■ Seitenauszug ■

□ □ □

23.03.2015

LANDTAGSREDE: Das ganze Recht mit sechzehn

TOP 9, Gesetzentwurf zur Vereinheitlichung des Wahlalters (Drucksache 18/2813) - Rede zu Protokoll

Das ist nun der nächste große Wurf der FDP in dieser Sitzung, und ich habe sehr wohl gespürt, Herr Klug, wie gut es Ihnen getan hat, Ihrem Namen Ehre zu machen und die regierungstragenden Fraktionen auf einen Anpassungsbedarf in unserem Volksabstimmungsgesetz hinzuweisen. Und in der Tat – Sie haben Recht!

Dieses gute Gesetz, mit dem wir in unserem Land in beispielhafter Weise Volksinitiativen, Volksbegehren und Volksentscheide als aktive Beteiligungsmöglichkeit für die Bürger und Bürgerinnen in Artikel 48 und 49 unserer Verfassung regeln, weist Korrekturbedarf auf.

□ □ □

Erfasste Daten
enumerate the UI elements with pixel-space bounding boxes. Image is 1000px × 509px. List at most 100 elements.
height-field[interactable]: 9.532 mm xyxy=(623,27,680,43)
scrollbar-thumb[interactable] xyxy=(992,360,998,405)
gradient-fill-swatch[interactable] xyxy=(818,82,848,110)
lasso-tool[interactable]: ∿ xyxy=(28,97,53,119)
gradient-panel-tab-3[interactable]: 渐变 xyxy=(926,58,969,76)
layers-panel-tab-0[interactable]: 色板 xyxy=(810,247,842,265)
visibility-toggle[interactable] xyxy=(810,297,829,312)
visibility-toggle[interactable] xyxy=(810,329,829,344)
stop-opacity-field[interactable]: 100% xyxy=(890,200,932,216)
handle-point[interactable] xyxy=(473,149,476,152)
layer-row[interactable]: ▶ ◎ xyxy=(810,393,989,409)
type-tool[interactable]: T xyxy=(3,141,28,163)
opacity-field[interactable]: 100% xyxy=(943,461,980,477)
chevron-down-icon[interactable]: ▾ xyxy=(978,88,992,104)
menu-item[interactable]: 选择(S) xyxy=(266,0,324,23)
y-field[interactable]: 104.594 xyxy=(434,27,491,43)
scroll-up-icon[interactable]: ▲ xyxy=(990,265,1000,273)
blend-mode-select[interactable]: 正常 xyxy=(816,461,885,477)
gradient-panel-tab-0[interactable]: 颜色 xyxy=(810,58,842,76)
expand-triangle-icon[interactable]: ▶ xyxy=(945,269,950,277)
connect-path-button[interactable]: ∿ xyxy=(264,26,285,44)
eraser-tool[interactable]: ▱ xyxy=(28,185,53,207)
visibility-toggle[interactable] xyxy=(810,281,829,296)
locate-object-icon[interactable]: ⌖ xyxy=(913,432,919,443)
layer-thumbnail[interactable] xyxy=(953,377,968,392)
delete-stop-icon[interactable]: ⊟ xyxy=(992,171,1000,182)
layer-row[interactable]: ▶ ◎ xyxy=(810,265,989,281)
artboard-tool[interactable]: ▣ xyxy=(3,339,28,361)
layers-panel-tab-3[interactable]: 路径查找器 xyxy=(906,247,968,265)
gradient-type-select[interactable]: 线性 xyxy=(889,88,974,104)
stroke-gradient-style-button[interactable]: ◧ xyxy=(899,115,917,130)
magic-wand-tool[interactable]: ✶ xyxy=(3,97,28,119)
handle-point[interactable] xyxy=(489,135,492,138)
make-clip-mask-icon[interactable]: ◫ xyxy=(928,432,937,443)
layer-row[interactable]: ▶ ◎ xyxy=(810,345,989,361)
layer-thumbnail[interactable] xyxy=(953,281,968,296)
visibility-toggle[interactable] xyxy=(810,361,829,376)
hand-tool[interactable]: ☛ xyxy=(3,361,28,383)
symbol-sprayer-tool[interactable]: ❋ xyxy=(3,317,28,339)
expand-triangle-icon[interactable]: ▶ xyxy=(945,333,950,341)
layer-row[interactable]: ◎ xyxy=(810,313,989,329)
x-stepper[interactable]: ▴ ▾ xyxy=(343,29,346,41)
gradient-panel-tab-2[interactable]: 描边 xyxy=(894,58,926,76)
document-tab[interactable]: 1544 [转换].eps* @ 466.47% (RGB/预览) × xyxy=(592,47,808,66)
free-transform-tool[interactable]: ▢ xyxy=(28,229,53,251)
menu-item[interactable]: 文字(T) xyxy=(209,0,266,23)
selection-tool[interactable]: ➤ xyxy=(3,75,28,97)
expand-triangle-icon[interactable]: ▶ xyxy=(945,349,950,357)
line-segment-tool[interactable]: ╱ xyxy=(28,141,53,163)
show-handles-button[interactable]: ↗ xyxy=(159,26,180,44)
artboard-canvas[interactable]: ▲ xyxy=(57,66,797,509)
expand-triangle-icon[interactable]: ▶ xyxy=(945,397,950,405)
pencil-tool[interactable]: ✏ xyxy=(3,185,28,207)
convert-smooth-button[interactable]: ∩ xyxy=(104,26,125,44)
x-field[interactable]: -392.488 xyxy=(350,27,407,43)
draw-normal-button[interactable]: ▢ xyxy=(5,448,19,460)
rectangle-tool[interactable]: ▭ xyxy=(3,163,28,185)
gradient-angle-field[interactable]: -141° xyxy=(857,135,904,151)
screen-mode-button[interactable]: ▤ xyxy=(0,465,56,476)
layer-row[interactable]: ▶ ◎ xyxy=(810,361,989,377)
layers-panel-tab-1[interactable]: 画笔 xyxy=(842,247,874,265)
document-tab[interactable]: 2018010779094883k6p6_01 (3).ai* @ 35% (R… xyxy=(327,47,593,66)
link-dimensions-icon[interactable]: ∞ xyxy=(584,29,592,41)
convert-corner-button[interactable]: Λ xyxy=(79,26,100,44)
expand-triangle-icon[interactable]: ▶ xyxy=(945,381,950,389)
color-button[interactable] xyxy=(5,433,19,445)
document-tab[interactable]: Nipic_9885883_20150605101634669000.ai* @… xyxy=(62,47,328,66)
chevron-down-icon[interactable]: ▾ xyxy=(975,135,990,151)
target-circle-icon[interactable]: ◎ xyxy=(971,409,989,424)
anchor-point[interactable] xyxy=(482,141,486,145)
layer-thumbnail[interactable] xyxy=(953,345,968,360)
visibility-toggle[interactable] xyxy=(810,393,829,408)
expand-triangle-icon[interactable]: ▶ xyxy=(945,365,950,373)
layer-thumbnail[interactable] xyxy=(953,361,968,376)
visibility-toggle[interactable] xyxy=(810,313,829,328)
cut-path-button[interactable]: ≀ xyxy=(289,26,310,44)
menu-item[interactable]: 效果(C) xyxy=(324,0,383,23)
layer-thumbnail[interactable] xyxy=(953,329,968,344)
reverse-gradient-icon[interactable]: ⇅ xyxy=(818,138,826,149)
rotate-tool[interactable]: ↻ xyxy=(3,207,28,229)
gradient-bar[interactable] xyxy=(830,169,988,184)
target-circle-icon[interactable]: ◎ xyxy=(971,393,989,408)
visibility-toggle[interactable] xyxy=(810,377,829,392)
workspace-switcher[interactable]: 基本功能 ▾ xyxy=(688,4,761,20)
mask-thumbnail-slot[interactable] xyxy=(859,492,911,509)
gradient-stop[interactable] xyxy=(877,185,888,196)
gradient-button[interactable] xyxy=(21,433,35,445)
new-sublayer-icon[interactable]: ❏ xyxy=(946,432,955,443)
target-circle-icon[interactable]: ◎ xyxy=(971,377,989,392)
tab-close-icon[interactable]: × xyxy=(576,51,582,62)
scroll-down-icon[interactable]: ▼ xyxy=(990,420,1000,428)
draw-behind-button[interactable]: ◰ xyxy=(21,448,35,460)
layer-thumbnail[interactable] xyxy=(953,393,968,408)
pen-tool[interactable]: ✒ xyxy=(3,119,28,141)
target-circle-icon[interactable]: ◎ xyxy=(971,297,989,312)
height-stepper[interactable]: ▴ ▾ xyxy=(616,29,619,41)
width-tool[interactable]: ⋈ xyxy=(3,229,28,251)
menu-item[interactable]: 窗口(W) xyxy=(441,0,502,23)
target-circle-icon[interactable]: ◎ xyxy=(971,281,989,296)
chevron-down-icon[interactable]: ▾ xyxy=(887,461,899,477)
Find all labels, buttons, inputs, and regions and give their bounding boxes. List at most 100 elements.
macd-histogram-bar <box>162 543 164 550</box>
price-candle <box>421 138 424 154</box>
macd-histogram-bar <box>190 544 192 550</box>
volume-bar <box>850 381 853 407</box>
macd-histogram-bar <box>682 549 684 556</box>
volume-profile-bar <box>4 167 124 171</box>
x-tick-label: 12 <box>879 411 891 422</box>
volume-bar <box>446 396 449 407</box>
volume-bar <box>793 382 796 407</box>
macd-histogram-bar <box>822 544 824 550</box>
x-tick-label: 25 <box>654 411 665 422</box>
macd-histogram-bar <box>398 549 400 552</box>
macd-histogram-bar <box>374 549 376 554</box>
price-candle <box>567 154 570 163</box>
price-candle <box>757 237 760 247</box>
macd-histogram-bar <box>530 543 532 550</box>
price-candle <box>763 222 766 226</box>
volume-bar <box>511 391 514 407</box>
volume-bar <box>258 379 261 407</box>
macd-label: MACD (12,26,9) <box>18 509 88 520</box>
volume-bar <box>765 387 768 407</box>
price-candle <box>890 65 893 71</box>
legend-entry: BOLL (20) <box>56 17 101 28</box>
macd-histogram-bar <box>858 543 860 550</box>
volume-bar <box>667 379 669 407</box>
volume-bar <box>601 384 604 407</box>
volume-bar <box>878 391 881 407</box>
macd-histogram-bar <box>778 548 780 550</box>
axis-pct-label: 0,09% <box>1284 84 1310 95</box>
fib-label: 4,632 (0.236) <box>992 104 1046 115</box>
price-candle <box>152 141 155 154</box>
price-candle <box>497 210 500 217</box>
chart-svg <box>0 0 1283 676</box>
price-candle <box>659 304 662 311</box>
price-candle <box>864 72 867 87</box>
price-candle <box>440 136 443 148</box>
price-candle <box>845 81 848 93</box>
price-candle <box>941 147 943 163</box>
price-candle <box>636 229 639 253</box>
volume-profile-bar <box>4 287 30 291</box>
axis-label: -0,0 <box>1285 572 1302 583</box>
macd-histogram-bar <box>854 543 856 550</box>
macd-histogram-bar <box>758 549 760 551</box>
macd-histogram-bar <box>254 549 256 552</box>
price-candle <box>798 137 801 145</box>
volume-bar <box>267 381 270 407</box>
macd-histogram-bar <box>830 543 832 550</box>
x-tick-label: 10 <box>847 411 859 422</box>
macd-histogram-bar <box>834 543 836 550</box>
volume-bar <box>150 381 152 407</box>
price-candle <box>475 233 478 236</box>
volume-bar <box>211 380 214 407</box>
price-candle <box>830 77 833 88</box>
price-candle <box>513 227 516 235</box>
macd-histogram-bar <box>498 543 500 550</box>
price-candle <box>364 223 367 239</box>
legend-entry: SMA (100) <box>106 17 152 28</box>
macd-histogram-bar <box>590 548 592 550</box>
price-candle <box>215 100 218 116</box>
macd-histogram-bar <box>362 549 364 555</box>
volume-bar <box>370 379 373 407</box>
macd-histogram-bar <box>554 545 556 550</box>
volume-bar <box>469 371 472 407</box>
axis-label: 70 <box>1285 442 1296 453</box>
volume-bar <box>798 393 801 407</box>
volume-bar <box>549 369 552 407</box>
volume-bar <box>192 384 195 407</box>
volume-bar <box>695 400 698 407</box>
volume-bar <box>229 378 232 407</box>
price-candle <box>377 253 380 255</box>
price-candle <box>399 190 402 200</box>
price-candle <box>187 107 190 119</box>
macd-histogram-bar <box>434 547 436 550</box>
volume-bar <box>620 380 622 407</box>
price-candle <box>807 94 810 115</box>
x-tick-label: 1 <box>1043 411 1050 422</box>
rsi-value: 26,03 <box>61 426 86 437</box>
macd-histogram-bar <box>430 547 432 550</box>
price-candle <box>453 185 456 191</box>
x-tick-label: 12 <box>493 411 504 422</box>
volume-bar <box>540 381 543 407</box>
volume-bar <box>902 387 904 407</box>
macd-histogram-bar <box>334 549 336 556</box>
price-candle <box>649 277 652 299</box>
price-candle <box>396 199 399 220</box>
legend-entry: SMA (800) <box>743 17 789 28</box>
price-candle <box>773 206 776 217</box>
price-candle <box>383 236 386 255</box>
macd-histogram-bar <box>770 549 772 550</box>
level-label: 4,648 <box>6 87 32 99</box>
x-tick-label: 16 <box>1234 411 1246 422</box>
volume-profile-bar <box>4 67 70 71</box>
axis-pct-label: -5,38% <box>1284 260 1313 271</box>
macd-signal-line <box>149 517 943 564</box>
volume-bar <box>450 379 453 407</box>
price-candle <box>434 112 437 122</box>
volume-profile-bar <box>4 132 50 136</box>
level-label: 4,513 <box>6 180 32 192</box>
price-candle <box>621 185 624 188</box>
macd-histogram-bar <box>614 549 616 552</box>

□ □ □

■ Erforderliche Schritte ■
1 - Beantworten Sie anhand der Landtagsrede zum Wahlalter:
(a) Welche Drucksachennummer trägt der Gesetzentwurf?
(b) Welcher Partei wird der Wurf zugeschrieben?
(c) In welchen Artikeln der Verfassung sind Volksinitiativen, Volksbegehren und Volksentscheide geregelt?
2 - Übertragen Sie aus der Landtagsrede zum Wahlalter wortgetreu den Abschnitt, der mit den Worten beginnt, die „Das ist nun“ enthalten, und mit „Sie haben Recht!“ endet.
3 - Führen Sie die Landtagsrede zum Wahlalter im Anschluss an ihren letzten Satz fort.

■ Geordnete Antworten ■
1 -
(a) 18/2813
(b) Der FDP
(c) In Artikel 48 und 49

2 -
Das ist nun der nächste große Wurf der FDP in dieser Sitzung, und ich habe sehr wohl gespürt, Herr Klug, wie gut es Ihnen getan hat, Ihrem Namen Ehre zu machen und die regierungstragenden Fraktionen auf einen Anpassungsbedarf in unserem Volksabstimmungsgesetz hinzuweisen. Und in der Tat – Sie haben Recht!

3 -
Es ist unsystematisch, wenn ein Wähler und eine Wählerin zwar nach dem Landeswahlgesetz diesen Landtag wählen können, auf der anderen Seite aber von der Teilnahme an Volksinitiativen, Volksbegehren und Volksentscheiden ausgeschlossen sind. Das muss geändert werden, da haben Sie vollkommen Recht und wir sind froh, Sie bei beiden Themen – Bürgerbeteiligung und Wahlalter mit 16 – fest an unserer Seite zu wissen.

Sie tragen damit vorbildlich unsere Politik mit, die über dieses Gesetz den Bürgern Gelegenheit gibt, sich aktiv an der Gestaltung unseres Gemeinwesens zu beteiligen und damit Einfluss auf die Arbeit unseres Landtages zu nehmen, ohne selbst als Abgeordnete hier zu sitzen. Und Sie bestätigen geleichzeitig auch die von uns seinerzeit gegen auch Ihren Widerstand durchgesetzte Absenkung des Wahlalters bei Kommunal- und Landtagswahlen auf 16 Jahre.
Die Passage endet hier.